- [SUPPLIED ENTRIES]:

-.-.-

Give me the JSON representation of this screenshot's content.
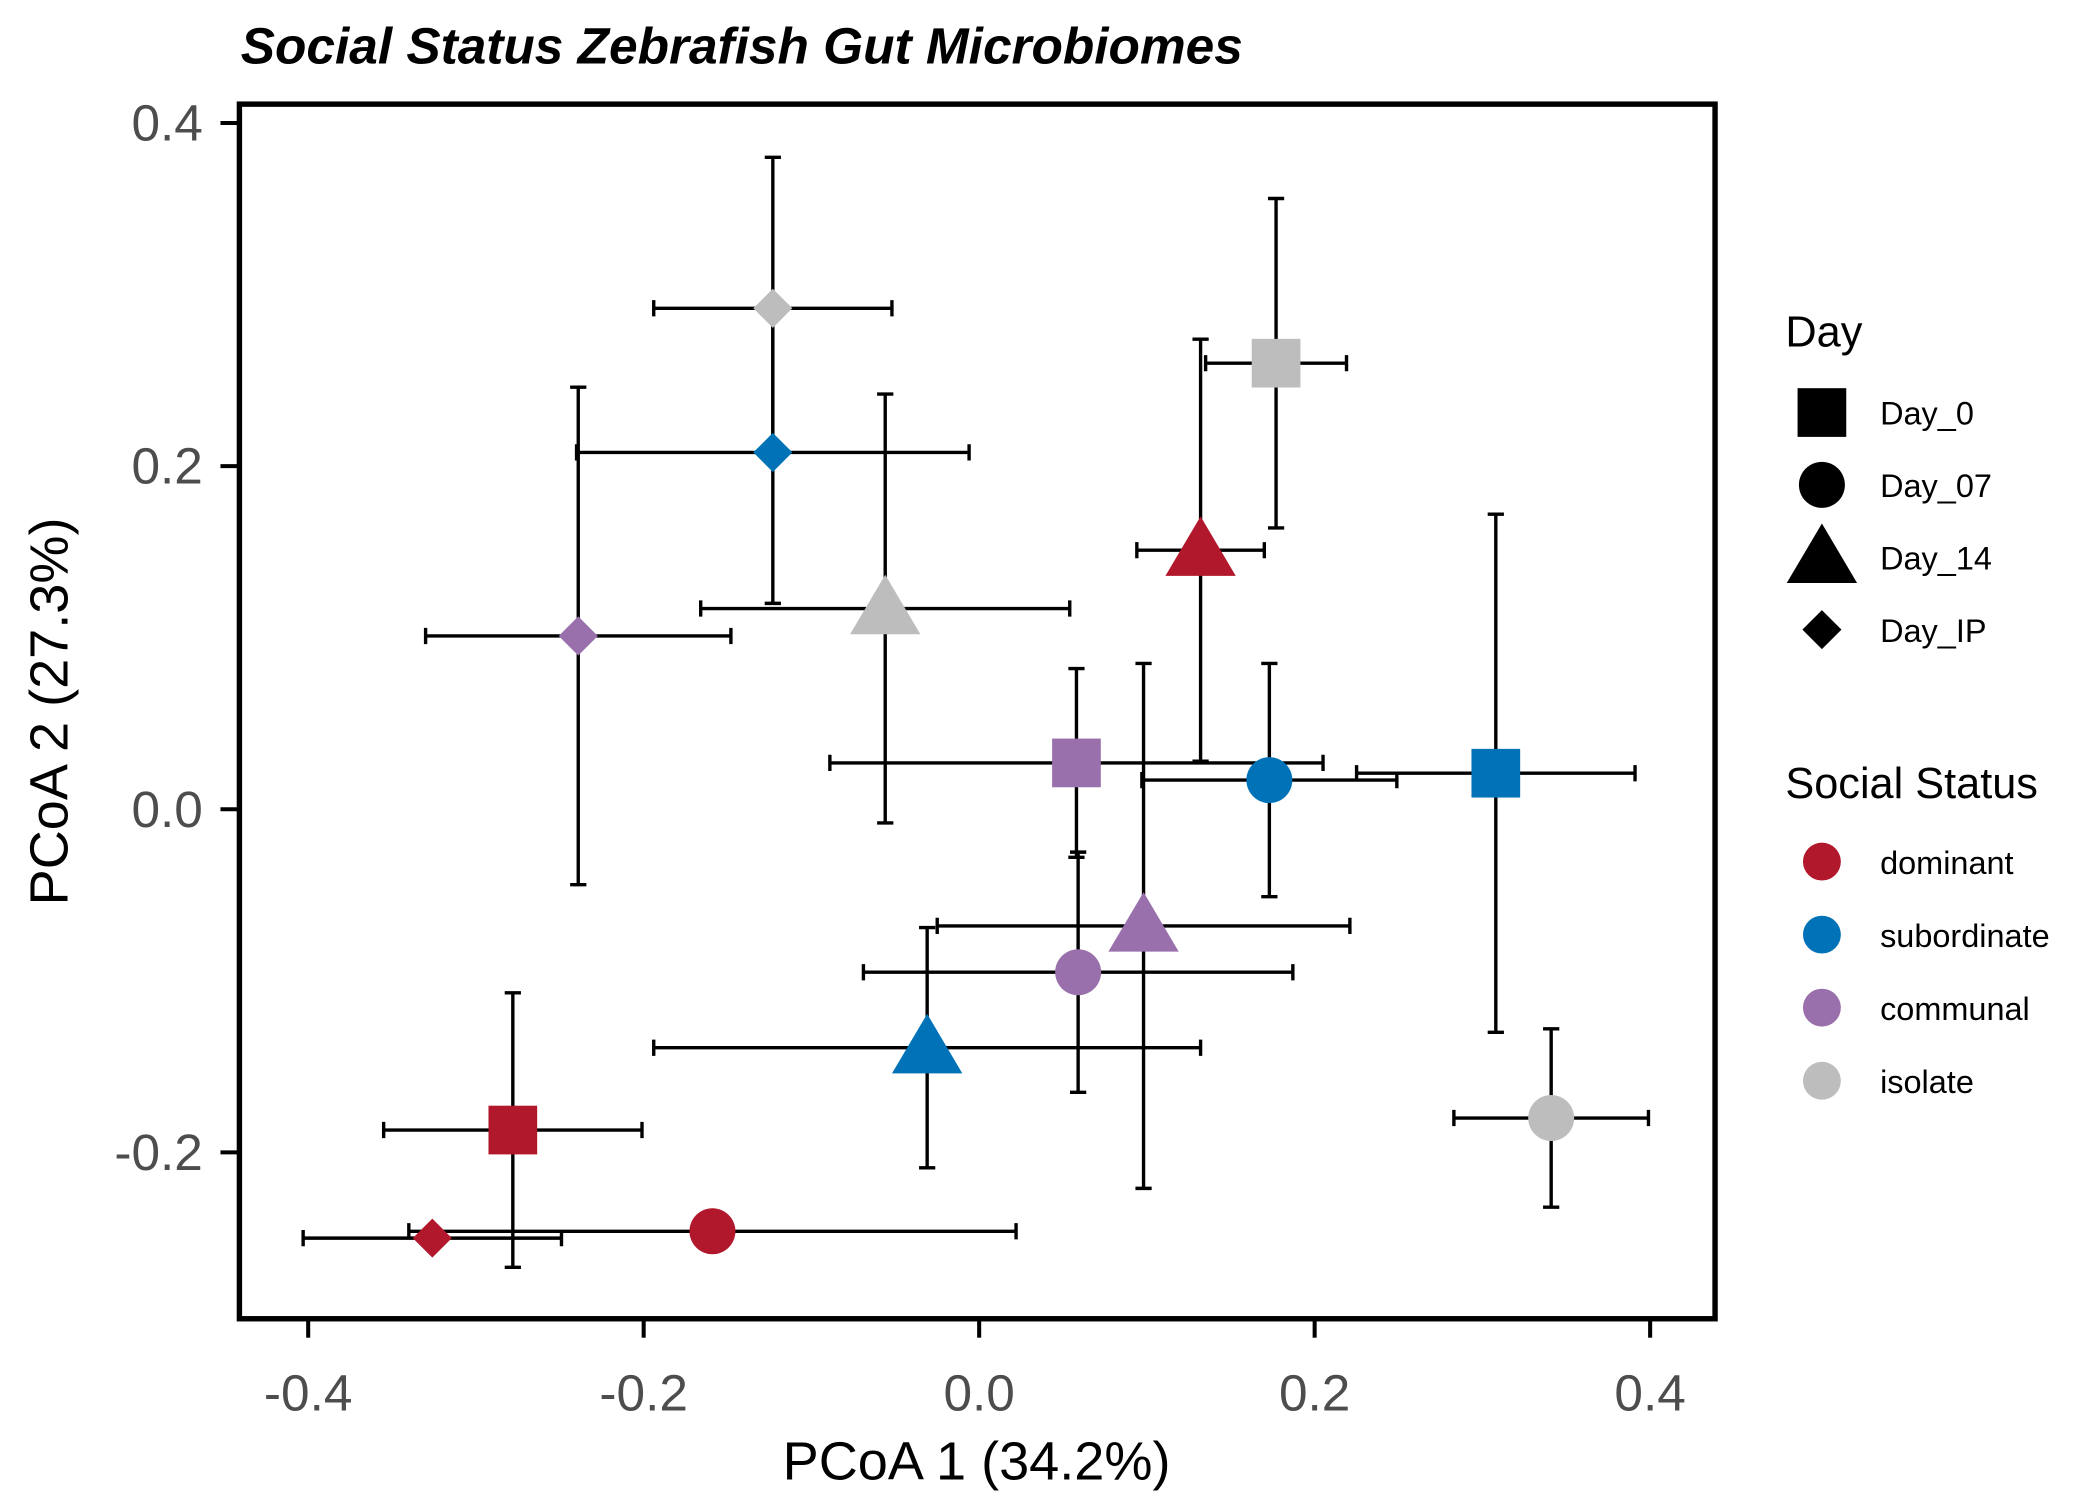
{
  "chart_data": {
    "type": "scatter",
    "title": "Social Status Zebrafish Gut Microbiomes",
    "x_label": "PCoA 1 (34.2%)",
    "y_label": "PCoA 2 (27.3%)",
    "xlim": [
      -0.441,
      0.4387
    ],
    "ylim": [
      -0.297,
      0.411
    ],
    "xticks": [
      -0.4,
      -0.2,
      {
        "value": 0,
        "label": "0.0"
      },
      0.2,
      0.4
    ],
    "yticks": [
      -0.2,
      {
        "value": 0,
        "label": "0.0"
      },
      0.2,
      0.4
    ],
    "shape_legend_title": "Day",
    "color_legend_title": "Social Status",
    "days": [
      "Day_0",
      "Day_07",
      "Day_14",
      "Day_IP"
    ],
    "shapes": [
      "square",
      "circle",
      "triangle",
      "diamond"
    ],
    "series": [
      {
        "name": "dominant",
        "color": "#b2182b",
        "x": [
          -0.278,
          -0.159,
          0.132,
          -0.326
        ],
        "values": [
          -0.187,
          -0.246,
          0.151,
          -0.25
        ],
        "xerr": [
          0.077,
          0.181,
          0.038,
          0.077
        ],
        "yerr": [
          0.08,
          0.01,
          0.123,
          0.005
        ]
      },
      {
        "name": "subordinate",
        "color": "#0072b8",
        "x": [
          0.308,
          0.173,
          -0.031,
          -0.123
        ],
        "values": [
          0.021,
          0.017,
          -0.139,
          0.208
        ],
        "xerr": [
          0.083,
          0.076,
          0.163,
          0.117
        ],
        "yerr": [
          0.151,
          0.068,
          0.07,
          0.088
        ]
      },
      {
        "name": "communal",
        "color": "#9970ab",
        "x": [
          0.058,
          0.059,
          0.098,
          -0.239
        ],
        "values": [
          0.027,
          -0.095,
          -0.068,
          0.101
        ],
        "xerr": [
          0.147,
          0.128,
          0.123,
          0.091
        ],
        "yerr": [
          0.055,
          0.07,
          0.153,
          0.145
        ]
      },
      {
        "name": "isolate",
        "color": "#bdbdbd",
        "x": [
          0.177,
          0.341,
          -0.056,
          -0.123
        ],
        "values": [
          0.26,
          -0.18,
          0.117,
          0.292
        ],
        "xerr": [
          0.042,
          0.058,
          0.11,
          0.071
        ],
        "yerr": [
          0.096,
          0.052,
          0.125,
          0.088
        ]
      }
    ]
  }
}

-.-.-

- [GIVEN EXERCISE]: Copy out each line of the listing that holds "name".

- [EXERCISE ANSWER]:
        "name": "dominant",
        "name": "subordinate",
        "name": "communal",
        "name": "isolate",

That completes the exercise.